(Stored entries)
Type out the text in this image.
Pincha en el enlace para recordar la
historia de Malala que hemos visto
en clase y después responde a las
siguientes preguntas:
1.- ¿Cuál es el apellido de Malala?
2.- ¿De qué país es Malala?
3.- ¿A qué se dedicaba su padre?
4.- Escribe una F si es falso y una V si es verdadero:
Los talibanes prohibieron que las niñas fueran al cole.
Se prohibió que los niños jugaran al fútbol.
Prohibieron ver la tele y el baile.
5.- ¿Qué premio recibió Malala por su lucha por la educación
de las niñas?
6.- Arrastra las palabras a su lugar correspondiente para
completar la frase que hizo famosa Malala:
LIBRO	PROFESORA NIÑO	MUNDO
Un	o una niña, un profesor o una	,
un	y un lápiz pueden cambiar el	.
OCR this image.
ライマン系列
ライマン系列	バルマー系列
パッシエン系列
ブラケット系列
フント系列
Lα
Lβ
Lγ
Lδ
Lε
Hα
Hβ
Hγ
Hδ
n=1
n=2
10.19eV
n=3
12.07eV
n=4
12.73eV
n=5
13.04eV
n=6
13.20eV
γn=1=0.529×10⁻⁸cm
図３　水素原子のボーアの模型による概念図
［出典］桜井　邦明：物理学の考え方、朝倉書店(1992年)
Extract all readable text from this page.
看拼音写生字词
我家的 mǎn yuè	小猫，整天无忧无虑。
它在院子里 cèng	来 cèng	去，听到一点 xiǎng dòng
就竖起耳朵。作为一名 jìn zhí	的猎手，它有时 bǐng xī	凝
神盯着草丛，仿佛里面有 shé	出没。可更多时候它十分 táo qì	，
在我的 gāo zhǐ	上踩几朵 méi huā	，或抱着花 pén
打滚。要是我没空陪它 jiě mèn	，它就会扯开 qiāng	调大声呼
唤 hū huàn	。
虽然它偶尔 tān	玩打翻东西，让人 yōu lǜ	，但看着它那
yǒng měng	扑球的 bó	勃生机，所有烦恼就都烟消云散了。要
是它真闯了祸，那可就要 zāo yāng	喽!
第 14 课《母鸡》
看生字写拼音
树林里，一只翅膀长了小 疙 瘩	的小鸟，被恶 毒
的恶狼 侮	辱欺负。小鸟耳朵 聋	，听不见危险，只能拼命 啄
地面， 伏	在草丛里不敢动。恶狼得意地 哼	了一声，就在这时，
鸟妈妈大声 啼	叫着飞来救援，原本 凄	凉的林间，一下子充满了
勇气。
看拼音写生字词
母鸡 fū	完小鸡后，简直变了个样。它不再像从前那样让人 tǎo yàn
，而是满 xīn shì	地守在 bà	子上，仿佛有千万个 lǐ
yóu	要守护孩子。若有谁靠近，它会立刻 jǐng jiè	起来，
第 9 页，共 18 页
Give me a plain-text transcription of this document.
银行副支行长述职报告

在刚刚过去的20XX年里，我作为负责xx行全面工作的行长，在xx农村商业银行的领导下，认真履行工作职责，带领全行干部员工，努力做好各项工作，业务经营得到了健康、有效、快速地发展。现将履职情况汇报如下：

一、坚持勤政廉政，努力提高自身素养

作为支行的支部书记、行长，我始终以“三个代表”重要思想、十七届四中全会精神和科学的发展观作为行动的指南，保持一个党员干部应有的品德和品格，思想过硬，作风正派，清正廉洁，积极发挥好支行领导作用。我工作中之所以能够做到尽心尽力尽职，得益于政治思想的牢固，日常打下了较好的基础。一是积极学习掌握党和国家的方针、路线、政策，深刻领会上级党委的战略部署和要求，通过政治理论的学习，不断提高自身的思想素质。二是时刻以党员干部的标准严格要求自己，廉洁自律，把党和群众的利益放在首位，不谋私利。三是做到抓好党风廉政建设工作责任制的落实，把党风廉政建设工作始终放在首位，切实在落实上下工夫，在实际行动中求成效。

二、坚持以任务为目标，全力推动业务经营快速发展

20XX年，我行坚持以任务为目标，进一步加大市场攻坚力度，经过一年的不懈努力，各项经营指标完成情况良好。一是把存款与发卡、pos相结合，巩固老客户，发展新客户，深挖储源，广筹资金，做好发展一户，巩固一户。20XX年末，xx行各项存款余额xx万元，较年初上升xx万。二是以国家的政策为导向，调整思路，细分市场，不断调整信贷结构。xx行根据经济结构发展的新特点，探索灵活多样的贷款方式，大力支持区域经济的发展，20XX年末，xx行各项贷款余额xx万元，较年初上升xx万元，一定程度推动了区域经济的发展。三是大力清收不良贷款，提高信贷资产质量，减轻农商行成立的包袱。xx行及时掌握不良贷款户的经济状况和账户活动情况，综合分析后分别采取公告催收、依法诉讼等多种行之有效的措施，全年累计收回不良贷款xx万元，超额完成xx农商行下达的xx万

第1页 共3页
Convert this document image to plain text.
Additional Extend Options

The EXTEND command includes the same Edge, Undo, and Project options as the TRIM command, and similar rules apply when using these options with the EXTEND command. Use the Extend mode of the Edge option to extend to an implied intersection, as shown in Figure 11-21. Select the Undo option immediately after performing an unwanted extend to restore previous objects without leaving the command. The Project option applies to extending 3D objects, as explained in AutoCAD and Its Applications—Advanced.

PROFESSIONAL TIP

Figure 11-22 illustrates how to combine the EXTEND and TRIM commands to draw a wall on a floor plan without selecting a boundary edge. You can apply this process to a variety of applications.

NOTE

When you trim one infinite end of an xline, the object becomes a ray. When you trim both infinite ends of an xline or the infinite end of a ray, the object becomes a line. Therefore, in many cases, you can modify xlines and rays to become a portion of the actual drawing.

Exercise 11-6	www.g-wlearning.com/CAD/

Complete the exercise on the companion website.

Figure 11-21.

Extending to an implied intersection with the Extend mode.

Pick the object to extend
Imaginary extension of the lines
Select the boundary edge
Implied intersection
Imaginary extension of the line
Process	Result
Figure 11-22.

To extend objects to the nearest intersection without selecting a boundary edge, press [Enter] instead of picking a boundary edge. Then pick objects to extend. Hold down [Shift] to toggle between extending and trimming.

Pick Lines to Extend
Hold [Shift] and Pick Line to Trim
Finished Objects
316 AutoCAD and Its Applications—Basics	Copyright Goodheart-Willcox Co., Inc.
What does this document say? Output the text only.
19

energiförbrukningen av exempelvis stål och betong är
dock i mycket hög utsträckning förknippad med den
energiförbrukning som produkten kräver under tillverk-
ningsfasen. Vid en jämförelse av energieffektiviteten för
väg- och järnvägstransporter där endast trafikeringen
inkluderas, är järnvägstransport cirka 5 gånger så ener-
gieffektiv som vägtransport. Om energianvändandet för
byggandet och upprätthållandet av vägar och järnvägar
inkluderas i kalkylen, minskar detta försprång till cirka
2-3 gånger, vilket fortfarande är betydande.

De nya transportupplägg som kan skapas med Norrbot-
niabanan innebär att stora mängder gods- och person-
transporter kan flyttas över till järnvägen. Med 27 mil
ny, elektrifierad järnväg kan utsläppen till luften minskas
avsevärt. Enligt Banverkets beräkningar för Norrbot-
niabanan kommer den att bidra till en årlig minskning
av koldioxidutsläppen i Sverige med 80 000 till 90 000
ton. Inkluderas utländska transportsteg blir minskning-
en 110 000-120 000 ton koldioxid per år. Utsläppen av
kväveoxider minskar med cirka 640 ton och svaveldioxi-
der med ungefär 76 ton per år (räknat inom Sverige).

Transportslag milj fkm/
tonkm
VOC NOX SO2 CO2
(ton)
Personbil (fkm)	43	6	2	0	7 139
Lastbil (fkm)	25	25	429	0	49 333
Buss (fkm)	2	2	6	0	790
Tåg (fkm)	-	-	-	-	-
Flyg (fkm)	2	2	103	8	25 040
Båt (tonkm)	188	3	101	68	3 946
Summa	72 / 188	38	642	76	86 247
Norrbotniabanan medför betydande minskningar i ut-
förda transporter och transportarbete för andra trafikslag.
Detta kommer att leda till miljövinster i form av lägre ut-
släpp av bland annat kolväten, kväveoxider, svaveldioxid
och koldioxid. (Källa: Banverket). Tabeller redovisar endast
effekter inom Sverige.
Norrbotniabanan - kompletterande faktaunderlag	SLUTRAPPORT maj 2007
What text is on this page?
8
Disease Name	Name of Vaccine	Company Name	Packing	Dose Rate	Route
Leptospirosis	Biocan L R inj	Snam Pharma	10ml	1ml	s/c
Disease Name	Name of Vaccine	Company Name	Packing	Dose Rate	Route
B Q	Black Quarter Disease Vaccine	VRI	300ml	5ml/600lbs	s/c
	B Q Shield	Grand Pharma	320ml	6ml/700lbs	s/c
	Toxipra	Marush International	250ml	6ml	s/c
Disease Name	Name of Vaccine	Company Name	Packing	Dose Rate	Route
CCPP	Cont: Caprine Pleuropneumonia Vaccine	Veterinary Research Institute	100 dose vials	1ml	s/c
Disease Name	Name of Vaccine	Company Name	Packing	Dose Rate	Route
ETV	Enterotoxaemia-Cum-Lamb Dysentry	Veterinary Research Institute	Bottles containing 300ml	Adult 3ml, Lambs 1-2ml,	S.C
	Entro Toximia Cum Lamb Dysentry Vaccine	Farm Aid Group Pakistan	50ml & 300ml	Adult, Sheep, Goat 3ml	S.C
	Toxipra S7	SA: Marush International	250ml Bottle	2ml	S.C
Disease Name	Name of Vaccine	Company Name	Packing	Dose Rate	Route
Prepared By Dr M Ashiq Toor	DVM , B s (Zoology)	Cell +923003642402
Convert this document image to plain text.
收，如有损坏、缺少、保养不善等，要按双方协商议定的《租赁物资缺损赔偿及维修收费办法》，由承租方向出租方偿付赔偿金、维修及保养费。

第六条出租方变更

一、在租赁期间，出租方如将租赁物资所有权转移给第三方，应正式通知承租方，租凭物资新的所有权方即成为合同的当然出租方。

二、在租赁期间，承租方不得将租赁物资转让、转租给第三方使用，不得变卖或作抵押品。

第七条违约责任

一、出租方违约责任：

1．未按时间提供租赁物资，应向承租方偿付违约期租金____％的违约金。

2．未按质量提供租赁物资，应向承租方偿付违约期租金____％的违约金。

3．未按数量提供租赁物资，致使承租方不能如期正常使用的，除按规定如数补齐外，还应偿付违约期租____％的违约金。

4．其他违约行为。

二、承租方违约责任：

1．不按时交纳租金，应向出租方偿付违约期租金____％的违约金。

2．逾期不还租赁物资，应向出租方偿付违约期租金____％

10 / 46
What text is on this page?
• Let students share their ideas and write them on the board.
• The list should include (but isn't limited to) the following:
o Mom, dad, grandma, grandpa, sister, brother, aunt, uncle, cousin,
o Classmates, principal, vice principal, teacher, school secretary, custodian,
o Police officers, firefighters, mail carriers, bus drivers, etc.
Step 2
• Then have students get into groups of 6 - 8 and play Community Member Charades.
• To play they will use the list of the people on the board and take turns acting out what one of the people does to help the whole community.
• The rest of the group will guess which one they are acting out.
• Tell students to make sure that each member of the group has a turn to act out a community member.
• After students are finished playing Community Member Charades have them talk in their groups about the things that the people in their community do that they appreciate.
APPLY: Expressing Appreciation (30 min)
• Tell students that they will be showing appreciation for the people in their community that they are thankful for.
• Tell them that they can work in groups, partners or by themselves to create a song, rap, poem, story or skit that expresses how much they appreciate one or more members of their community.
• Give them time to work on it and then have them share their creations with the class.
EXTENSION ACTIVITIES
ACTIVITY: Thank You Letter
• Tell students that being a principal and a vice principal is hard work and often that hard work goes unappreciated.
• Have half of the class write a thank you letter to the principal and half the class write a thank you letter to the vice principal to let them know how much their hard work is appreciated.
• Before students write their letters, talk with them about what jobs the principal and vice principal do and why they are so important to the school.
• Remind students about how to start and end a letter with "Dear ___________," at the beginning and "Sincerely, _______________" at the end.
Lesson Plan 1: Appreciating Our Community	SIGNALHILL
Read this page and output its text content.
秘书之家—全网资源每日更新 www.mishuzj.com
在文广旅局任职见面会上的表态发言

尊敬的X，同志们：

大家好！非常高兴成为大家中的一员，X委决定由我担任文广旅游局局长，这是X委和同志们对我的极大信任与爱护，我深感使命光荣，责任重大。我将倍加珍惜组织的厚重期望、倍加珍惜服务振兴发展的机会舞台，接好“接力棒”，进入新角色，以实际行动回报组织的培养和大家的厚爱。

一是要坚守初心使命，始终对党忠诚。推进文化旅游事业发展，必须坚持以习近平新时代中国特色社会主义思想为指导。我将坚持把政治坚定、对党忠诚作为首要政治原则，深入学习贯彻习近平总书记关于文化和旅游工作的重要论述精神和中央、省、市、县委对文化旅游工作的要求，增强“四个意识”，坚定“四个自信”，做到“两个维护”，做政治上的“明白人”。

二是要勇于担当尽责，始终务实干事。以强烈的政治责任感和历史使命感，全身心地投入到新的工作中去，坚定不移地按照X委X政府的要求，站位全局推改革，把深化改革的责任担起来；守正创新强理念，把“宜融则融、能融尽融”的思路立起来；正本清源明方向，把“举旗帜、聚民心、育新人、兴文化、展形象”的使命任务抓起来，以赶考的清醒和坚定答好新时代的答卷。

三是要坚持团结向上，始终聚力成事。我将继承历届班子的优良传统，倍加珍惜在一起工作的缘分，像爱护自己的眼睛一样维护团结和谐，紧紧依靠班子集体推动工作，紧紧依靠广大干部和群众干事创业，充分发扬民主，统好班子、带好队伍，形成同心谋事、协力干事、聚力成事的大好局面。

◆ Directions: Pull out each line of the records holding the string "Lamb".

◆ Completed task:
ETV	Enterotoxaemia-Cum-Lamb Dysentry	Veterinary Research Institute	Bottles containing 300ml	Adult 3ml, Lambs 1-2ml,	S.C
	Entro Toximia Cum Lamb Dysentry Vaccine	Farm Aid Group Pakistan	50ml & 300ml	Adult, Sheep, Goat 3ml	S.C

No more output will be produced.